Set task — Give every line from the entries that contains "title".

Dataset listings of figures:
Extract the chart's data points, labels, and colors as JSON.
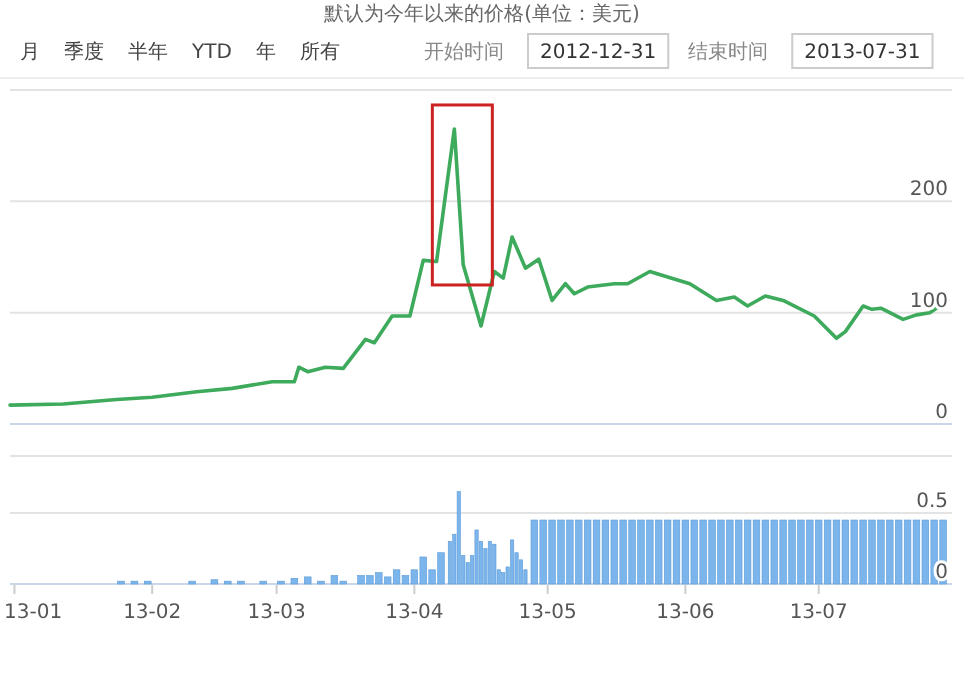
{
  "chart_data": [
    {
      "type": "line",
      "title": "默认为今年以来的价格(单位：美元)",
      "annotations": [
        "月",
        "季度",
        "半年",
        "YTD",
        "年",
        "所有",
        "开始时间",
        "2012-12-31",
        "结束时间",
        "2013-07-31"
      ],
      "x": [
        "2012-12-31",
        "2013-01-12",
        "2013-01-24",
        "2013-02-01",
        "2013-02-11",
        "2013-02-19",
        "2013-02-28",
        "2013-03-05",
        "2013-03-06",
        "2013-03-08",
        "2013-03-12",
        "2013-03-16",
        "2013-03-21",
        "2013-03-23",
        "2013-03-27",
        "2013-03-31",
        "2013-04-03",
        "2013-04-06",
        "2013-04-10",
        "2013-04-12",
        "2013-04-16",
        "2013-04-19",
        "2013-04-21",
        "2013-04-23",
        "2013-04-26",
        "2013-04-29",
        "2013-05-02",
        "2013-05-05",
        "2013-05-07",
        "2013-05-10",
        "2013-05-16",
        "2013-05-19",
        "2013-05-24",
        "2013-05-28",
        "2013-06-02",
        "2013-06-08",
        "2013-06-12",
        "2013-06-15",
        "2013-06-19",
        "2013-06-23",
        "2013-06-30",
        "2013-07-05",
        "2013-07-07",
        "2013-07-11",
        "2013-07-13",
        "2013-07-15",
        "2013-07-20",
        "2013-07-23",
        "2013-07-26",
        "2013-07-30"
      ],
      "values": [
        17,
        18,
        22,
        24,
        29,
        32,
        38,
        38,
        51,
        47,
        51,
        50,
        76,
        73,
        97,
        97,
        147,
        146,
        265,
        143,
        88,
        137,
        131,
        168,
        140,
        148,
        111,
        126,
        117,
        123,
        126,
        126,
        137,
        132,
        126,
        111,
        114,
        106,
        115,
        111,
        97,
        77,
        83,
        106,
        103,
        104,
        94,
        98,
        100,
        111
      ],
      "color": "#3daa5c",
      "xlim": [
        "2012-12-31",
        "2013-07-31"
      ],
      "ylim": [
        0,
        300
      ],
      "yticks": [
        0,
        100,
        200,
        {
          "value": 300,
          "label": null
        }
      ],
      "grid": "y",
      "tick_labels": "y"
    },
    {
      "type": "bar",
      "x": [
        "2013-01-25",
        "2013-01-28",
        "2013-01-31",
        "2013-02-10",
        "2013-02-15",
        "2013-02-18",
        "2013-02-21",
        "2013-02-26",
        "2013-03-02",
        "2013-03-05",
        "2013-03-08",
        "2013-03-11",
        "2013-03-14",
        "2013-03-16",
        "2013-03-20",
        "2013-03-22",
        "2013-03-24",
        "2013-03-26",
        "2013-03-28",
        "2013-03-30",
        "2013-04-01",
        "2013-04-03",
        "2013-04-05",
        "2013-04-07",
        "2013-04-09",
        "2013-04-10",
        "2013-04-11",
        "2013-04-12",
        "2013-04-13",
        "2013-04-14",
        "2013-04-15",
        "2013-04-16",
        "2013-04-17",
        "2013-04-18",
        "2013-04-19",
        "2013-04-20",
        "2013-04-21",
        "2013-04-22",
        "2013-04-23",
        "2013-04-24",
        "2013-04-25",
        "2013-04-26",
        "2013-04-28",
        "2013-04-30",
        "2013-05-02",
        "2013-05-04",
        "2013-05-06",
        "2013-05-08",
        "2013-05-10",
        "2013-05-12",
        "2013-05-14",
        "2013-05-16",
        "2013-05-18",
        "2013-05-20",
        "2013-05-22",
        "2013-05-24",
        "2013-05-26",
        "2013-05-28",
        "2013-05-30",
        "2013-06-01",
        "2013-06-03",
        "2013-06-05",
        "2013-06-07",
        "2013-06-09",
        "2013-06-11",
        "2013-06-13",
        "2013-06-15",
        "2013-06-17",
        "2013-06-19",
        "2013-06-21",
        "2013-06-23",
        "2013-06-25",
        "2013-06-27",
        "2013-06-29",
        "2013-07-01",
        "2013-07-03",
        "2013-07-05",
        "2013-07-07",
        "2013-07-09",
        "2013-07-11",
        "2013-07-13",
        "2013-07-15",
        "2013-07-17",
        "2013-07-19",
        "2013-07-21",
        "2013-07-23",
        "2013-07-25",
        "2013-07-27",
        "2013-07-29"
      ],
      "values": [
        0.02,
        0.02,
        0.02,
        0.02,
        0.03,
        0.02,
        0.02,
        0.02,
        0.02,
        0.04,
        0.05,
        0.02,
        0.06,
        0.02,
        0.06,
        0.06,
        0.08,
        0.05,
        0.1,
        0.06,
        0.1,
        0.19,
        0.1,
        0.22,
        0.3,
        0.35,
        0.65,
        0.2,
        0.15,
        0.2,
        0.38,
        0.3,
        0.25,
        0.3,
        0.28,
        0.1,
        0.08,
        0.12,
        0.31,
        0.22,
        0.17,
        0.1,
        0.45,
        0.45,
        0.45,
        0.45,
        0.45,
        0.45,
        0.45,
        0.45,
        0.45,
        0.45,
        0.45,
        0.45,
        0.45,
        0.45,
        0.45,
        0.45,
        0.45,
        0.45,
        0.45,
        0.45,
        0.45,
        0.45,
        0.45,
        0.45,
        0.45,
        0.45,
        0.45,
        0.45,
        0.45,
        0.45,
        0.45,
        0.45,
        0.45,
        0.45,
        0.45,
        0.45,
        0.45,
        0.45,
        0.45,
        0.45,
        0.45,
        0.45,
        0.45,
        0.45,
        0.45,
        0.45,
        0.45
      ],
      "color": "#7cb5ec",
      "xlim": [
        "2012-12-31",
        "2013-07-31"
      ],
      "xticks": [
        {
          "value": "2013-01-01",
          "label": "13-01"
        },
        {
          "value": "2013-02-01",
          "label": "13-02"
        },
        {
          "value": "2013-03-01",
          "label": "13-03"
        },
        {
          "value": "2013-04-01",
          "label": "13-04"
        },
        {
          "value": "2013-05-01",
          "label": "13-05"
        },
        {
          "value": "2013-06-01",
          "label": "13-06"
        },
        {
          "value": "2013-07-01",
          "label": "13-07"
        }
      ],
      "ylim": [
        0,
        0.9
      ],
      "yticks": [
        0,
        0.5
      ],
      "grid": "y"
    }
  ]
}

---

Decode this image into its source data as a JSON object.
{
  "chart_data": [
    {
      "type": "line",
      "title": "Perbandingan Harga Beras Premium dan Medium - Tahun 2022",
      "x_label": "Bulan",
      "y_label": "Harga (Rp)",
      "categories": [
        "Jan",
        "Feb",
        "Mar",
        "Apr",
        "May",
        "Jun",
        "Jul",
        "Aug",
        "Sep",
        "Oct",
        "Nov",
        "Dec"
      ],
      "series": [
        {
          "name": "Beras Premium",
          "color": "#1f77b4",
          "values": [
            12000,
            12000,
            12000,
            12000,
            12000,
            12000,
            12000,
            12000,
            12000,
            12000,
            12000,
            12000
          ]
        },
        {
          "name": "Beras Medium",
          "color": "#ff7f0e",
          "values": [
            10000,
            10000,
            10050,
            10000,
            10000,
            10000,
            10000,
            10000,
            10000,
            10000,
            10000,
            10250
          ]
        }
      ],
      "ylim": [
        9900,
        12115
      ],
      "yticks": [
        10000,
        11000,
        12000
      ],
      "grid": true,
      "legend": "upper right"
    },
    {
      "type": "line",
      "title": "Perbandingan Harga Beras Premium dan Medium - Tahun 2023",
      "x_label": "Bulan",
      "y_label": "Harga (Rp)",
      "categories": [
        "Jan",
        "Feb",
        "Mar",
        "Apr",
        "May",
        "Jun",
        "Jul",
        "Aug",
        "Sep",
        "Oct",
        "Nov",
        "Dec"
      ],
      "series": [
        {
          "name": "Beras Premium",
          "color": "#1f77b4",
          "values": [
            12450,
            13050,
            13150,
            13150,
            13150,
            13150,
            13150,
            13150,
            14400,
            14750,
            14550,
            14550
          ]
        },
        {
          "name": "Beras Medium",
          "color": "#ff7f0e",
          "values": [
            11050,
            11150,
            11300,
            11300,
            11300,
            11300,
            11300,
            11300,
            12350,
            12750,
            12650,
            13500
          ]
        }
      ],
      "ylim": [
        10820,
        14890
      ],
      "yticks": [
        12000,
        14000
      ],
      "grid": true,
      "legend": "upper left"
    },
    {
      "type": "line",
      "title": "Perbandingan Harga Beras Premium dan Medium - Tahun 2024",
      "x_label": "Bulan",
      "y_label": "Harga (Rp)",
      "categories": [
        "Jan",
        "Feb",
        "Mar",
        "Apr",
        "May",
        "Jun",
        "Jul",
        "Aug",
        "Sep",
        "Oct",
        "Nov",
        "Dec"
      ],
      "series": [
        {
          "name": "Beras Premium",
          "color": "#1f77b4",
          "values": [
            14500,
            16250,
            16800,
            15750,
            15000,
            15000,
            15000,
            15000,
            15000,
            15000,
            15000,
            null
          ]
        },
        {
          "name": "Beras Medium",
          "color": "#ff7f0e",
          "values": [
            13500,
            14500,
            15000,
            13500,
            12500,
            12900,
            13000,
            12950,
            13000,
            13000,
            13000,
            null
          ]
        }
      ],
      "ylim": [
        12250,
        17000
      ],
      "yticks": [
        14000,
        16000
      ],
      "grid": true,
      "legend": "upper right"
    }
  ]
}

Result for this exercise —
      "title": "默认为今年以来的价格(单位：美元)",
      "title": "Perbandingan Harga Beras Premium dan Medium - Tahun 2022",
      "title": "Perbandingan Harga Beras Premium dan Medium - Tahun 2023",
      "title": "Perbandingan Harga Beras Premium dan Medium - Tahun 2024",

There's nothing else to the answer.